Stated goal:
Whenever a line contains the string "xlabel", copy it out of the entries.
==================================================
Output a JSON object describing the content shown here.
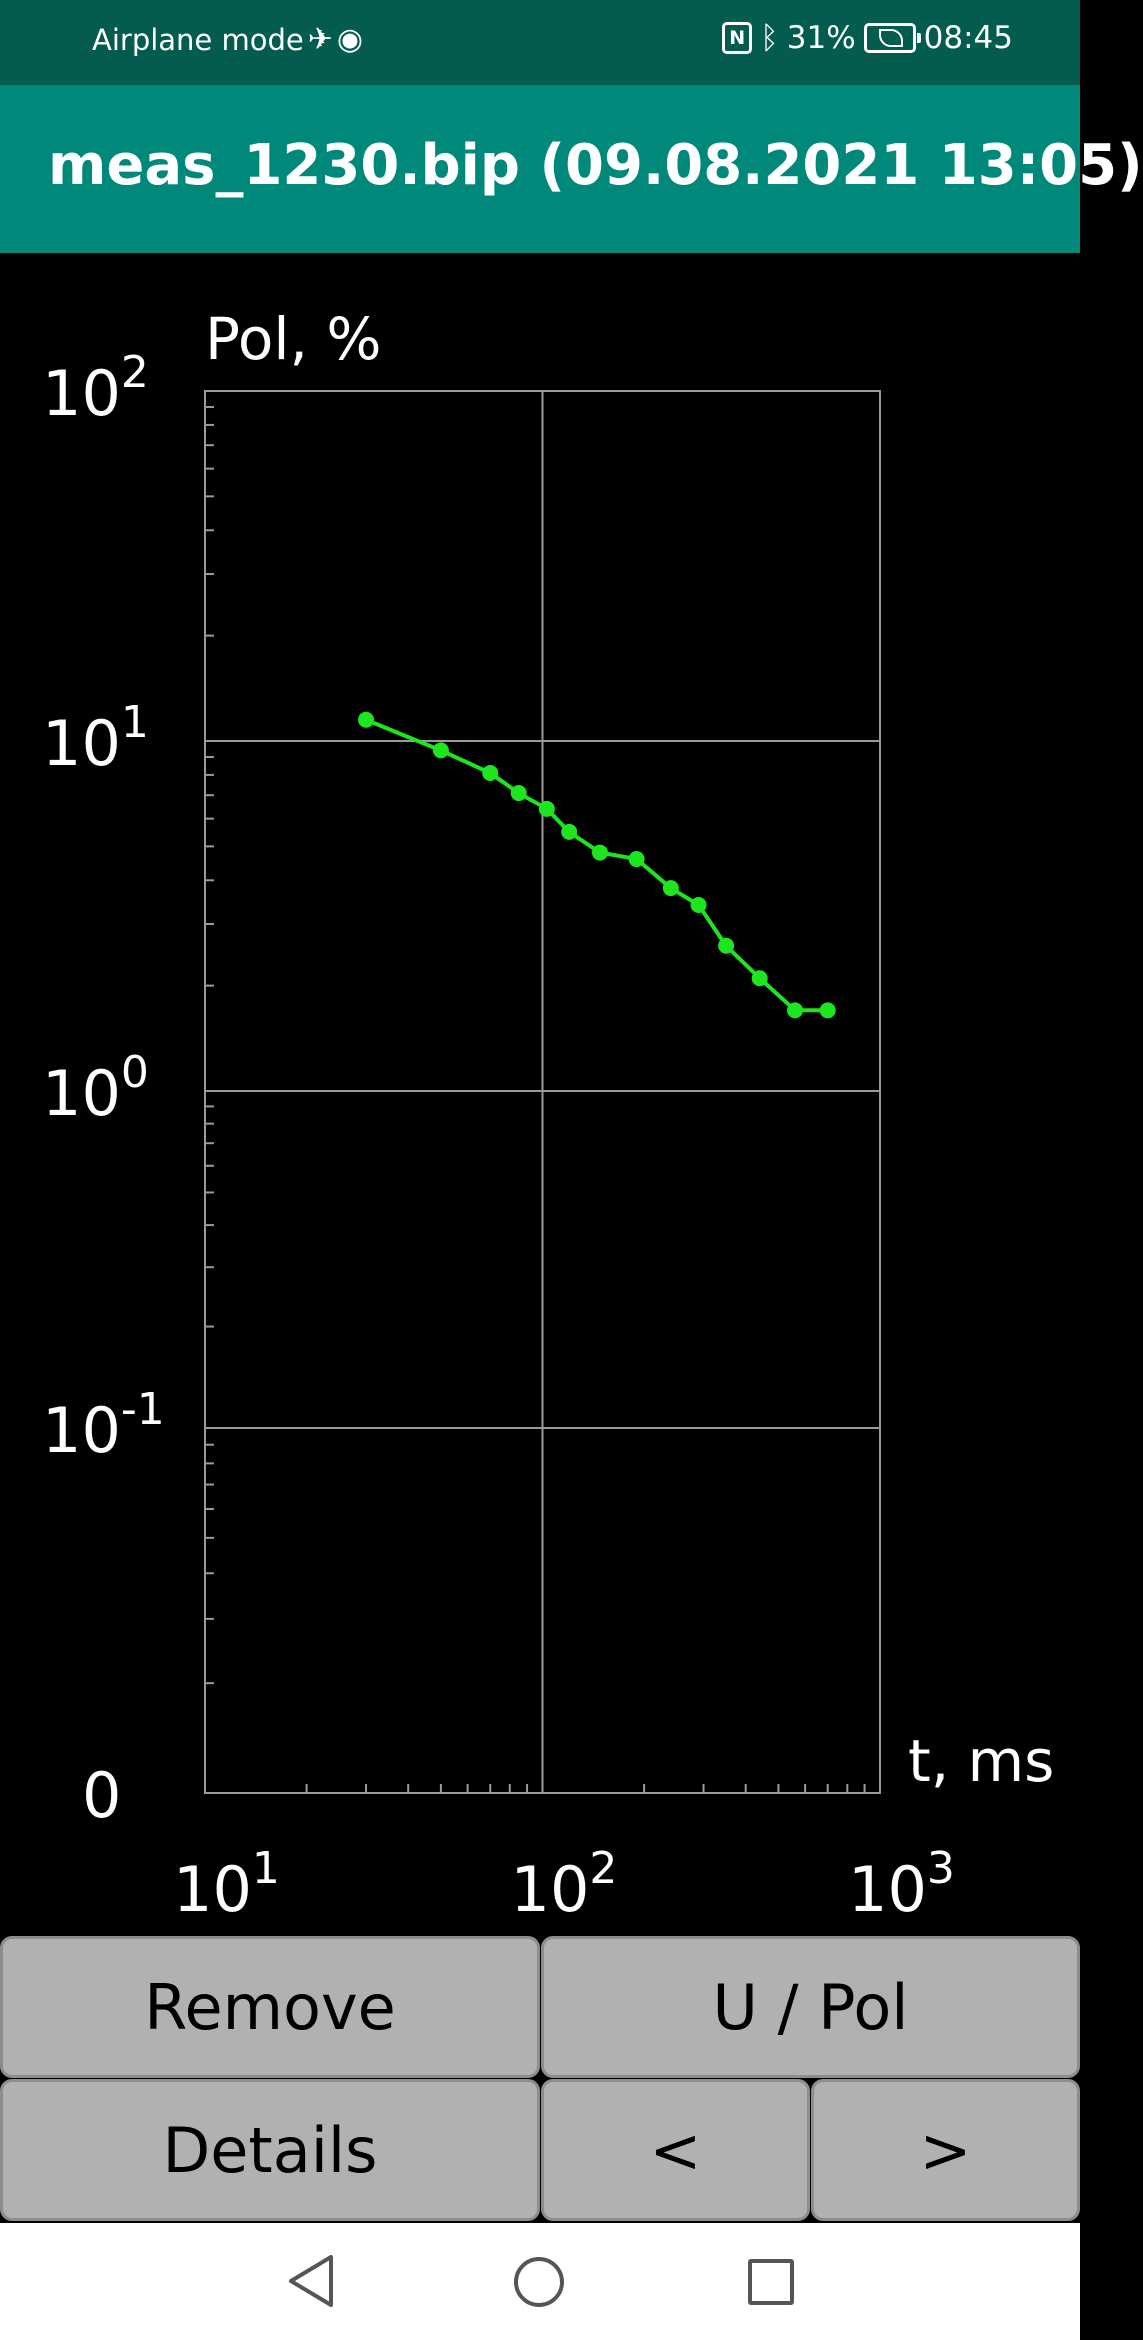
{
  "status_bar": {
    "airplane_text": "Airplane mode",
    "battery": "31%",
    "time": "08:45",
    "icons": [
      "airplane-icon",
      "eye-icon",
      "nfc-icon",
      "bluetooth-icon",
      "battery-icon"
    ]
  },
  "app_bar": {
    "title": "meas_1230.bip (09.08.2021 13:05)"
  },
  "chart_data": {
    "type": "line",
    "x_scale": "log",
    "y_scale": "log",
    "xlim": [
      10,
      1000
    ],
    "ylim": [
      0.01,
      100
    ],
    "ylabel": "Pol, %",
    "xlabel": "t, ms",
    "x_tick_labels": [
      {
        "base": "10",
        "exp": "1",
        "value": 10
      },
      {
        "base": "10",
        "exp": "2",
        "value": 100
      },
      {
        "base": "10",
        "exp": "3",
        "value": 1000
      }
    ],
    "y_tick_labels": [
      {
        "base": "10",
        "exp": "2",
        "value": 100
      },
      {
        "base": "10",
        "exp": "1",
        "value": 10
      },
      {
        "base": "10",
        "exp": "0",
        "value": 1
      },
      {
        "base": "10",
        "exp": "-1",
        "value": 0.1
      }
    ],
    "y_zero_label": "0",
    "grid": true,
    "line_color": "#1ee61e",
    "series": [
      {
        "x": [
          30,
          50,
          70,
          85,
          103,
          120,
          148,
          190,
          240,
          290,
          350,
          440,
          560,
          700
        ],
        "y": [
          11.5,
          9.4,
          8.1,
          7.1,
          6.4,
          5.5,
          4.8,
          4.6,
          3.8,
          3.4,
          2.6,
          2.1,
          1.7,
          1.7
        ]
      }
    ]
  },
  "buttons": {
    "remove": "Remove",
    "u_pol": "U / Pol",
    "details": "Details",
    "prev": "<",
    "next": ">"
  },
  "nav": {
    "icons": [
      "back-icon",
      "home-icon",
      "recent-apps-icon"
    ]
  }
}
==================================================
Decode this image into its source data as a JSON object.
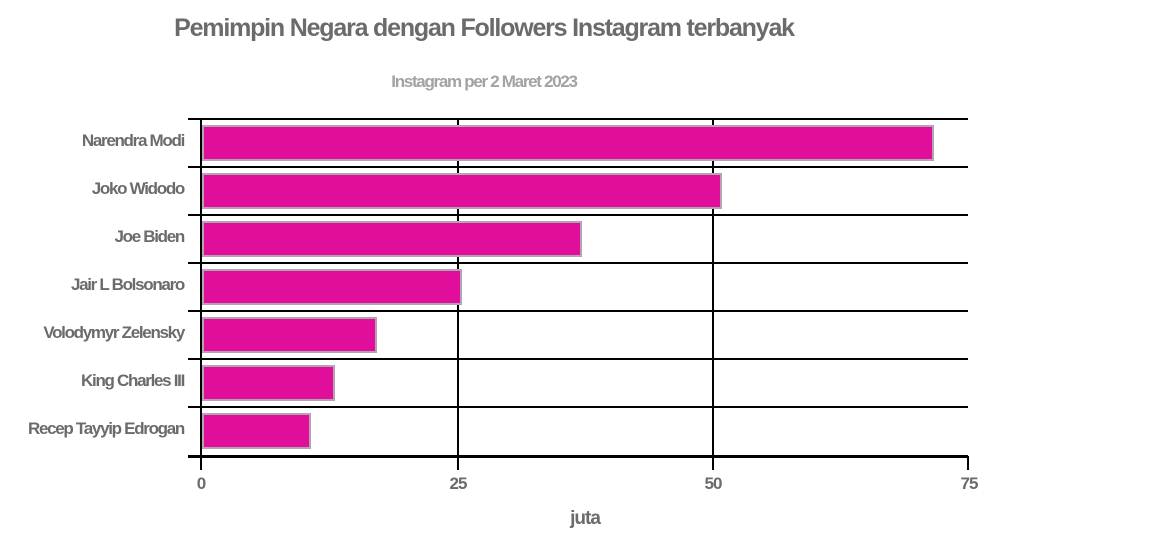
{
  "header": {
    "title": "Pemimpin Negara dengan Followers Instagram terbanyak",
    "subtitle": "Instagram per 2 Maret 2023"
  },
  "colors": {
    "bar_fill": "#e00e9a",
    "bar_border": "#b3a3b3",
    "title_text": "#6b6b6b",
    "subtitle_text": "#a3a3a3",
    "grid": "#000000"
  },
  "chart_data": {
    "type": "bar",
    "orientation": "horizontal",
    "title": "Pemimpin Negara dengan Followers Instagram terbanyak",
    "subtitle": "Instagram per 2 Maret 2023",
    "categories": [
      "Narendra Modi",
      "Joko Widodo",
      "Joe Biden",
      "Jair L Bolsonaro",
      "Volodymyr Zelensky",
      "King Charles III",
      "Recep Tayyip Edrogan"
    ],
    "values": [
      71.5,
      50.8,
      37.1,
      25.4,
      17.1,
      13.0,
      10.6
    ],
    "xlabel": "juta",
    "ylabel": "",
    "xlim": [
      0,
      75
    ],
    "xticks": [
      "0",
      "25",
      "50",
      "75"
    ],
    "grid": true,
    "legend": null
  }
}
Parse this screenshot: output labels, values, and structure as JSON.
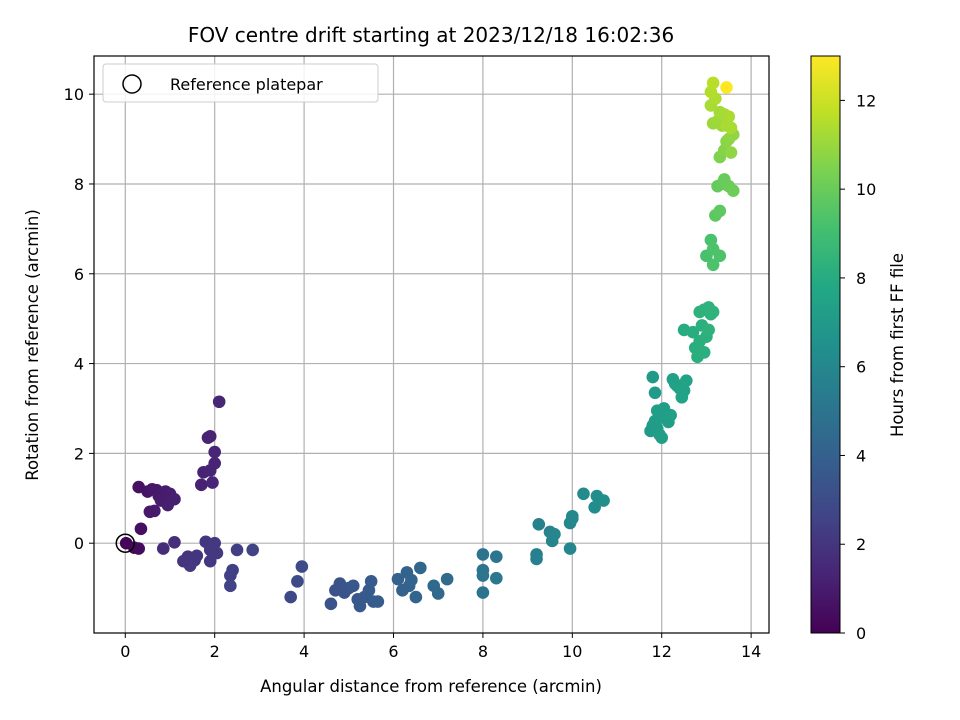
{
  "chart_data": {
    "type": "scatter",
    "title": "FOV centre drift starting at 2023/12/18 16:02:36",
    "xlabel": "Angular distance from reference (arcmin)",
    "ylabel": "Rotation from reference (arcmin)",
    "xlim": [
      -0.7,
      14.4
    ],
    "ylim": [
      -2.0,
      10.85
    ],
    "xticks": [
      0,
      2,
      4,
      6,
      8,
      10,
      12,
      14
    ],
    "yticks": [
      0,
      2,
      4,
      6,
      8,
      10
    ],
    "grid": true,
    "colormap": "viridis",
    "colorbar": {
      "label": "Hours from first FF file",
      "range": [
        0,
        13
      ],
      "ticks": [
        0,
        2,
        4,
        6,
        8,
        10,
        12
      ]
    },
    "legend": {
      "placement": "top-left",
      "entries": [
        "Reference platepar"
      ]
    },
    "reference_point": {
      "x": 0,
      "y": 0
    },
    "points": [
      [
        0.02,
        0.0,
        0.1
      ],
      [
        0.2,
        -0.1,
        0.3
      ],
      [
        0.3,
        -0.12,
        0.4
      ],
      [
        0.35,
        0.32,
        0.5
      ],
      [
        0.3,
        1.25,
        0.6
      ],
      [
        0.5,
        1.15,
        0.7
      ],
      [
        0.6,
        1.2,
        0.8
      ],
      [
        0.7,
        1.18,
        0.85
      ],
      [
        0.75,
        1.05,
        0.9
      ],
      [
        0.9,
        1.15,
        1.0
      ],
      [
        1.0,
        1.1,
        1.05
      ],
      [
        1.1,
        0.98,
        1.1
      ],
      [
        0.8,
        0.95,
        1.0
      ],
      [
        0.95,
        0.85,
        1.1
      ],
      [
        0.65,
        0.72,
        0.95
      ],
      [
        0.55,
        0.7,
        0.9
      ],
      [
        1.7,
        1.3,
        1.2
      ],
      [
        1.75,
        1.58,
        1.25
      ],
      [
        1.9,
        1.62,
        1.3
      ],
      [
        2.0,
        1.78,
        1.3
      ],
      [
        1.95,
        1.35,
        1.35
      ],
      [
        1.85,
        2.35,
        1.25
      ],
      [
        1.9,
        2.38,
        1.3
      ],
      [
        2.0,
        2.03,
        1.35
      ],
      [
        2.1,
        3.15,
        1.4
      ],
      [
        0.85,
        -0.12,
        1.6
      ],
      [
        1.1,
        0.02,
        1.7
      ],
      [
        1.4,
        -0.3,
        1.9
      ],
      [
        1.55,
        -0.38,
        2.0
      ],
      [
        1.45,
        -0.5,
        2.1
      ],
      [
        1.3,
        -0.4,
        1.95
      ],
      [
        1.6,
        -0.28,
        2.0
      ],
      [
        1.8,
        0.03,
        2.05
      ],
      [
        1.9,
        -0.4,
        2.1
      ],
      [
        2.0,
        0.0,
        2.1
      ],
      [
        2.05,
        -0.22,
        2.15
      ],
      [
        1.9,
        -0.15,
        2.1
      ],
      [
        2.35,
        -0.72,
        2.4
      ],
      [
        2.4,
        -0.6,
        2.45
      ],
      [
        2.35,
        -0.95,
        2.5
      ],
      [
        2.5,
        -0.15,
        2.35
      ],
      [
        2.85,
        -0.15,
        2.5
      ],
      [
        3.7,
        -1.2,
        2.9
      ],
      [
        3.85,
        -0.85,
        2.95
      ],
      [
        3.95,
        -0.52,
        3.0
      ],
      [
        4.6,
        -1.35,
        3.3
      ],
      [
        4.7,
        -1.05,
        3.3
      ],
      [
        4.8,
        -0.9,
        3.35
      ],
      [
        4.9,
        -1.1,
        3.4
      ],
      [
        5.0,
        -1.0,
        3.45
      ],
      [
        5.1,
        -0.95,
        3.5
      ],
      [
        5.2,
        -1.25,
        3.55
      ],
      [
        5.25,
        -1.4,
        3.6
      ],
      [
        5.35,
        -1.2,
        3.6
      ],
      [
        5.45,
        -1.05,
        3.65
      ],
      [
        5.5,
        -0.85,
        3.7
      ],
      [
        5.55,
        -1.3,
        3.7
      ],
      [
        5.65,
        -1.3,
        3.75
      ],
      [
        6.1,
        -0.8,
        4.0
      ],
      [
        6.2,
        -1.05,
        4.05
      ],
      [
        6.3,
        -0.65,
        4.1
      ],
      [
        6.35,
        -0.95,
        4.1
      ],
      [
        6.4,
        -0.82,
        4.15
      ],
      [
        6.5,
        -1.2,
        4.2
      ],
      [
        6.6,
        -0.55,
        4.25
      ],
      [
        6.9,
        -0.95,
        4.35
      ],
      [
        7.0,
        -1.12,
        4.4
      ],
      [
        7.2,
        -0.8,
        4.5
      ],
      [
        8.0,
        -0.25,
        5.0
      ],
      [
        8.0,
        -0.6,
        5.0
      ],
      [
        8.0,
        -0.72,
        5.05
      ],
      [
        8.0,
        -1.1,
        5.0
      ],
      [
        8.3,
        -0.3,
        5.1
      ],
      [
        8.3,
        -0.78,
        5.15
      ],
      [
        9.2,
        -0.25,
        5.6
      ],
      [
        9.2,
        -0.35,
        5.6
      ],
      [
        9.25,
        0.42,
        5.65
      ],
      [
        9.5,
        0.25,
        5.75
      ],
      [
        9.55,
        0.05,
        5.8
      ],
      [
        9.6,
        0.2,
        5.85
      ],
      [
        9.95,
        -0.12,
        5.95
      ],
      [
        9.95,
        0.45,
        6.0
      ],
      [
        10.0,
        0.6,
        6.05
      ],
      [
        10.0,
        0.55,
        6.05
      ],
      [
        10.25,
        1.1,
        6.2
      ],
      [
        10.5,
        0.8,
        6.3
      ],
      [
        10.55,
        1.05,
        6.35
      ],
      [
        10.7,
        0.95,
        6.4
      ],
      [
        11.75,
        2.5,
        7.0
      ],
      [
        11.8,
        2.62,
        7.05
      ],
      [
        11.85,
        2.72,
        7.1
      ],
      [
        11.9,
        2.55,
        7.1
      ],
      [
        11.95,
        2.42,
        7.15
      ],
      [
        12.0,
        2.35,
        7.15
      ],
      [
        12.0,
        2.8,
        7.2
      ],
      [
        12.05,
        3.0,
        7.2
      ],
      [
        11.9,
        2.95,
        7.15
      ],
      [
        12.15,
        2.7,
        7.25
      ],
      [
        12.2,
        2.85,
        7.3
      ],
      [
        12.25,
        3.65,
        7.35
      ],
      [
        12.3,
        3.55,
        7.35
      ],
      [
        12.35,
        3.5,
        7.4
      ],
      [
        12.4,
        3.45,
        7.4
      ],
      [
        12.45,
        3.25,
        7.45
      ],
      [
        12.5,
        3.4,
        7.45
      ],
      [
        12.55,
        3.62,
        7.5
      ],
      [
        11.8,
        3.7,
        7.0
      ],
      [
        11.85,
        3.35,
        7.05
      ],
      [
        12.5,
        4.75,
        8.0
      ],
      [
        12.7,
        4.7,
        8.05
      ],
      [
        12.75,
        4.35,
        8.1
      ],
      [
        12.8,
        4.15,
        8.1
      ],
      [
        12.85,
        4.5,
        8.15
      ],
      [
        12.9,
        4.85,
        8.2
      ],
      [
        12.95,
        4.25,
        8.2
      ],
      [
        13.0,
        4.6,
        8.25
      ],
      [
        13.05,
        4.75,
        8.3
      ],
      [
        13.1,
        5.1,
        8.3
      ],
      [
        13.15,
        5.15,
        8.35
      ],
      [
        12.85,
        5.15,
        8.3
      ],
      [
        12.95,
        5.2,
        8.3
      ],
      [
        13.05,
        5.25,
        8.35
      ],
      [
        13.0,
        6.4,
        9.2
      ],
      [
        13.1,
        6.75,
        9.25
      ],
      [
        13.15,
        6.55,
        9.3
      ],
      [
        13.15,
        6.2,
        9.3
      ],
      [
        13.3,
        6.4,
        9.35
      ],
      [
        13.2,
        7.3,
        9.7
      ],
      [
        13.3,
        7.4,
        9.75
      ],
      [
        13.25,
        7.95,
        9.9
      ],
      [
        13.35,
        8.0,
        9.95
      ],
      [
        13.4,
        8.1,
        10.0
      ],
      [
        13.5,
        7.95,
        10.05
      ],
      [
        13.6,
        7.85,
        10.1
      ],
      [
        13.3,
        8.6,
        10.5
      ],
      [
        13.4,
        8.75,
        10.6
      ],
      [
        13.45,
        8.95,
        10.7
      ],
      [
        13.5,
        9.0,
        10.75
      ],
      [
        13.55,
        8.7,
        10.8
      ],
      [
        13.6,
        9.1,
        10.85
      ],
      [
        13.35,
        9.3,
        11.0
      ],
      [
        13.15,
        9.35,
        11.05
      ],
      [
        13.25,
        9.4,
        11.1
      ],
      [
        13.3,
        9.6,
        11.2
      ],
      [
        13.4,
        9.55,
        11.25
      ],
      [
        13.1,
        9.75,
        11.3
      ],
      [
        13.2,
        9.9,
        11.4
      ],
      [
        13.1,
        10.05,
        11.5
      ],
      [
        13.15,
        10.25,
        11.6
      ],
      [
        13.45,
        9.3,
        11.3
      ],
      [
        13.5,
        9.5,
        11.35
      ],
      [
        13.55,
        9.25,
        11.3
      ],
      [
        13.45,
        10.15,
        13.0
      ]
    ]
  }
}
==================================================
Task response:
    "xlabel": "t, ms",
    "xlabel": "juta",
    "xlabel": "Angular distance from reference (arcmin)",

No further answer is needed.